- [Requirements] Copy every line of the records below word for word, but leave the pictures out of your answer.

- [Data items]
※ ※ ※

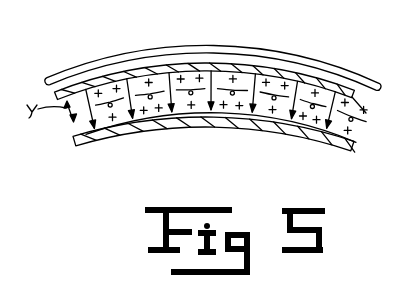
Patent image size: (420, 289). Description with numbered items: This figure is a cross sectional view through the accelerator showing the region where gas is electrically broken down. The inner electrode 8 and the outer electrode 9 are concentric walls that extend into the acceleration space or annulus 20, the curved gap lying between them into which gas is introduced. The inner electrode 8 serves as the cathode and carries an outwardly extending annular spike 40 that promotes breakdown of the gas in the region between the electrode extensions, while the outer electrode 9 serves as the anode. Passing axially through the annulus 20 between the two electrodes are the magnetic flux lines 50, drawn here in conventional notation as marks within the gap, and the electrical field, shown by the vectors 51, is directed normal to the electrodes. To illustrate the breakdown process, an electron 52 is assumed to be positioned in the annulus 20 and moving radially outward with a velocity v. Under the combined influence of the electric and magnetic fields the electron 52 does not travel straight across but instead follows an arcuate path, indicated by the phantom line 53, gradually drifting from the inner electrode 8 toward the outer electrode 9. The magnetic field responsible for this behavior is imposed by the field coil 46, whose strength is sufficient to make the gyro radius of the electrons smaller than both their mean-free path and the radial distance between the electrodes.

The field coil 46 is at (186, 46).
The outer electrode 9 is at (55, 93).
The electron 52 is at (86, 119).
The acceleration space or annulus 20 is at (72, 133).
The inner electrode 8 is at (112, 131).
The magnetic flux lines 50 is at (240, 107).
The electrical field vectors 51 is at (341, 112).
The phantom line (arcuate electron path) 53 is at (343, 107).
The annular spike 40 is at (352, 147).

※ ※ ※

- [Solution to the problem]
Patent image size: (420, 289). Description with numbered items: This figure is a cross sectional view through the accelerator showing the region where gas is electrically broken down. The inner electrode 8 and the outer electrode 9 are concentric walls that extend into the acceleration space or annulus 20, the curved gap lying between them into which gas is introduced. The inner electrode 8 serves as the cathode and carries an outwardly extending annular spike 40 that promotes breakdown of the gas in the region between the electrode extensions, while the outer electrode 9 serves as the anode. Passing axially through the annulus 20 between the two electrodes are the magnetic flux lines 50, drawn here in conventional notation as marks within the gap, and the electrical field, shown by the vectors 51, is directed normal to the electrodes. To illustrate the breakdown process, an electron 52 is assumed to be positioned in the annulus 20 and moving radially outward with a velocity v. Under the combined influence of the electric and magnetic fields the electron 52 does not travel straight across but instead follows an arcuate path, indicated by the phantom line 53, gradually drifting from the inner electrode 8 toward the outer electrode 9. The magnetic field responsible for this behavior is imposed by the field coil 46, whose strength is sufficient to make the gyro radius of the electrons smaller than both their mean-free path and the radial distance between the electrodes.

The field coil 46 is at (186, 46).
The outer electrode 9 is at (55, 93).
The electron 52 is at (86, 119).
The acceleration space or annulus 20 is at (72, 133).
The inner electrode 8 is at (112, 131).
The magnetic flux lines 50 is at (240, 107).
The electrical field vectors 51 is at (341, 112).
The phantom line (arcuate electron path) 53 is at (343, 107).
The annular spike 40 is at (352, 147).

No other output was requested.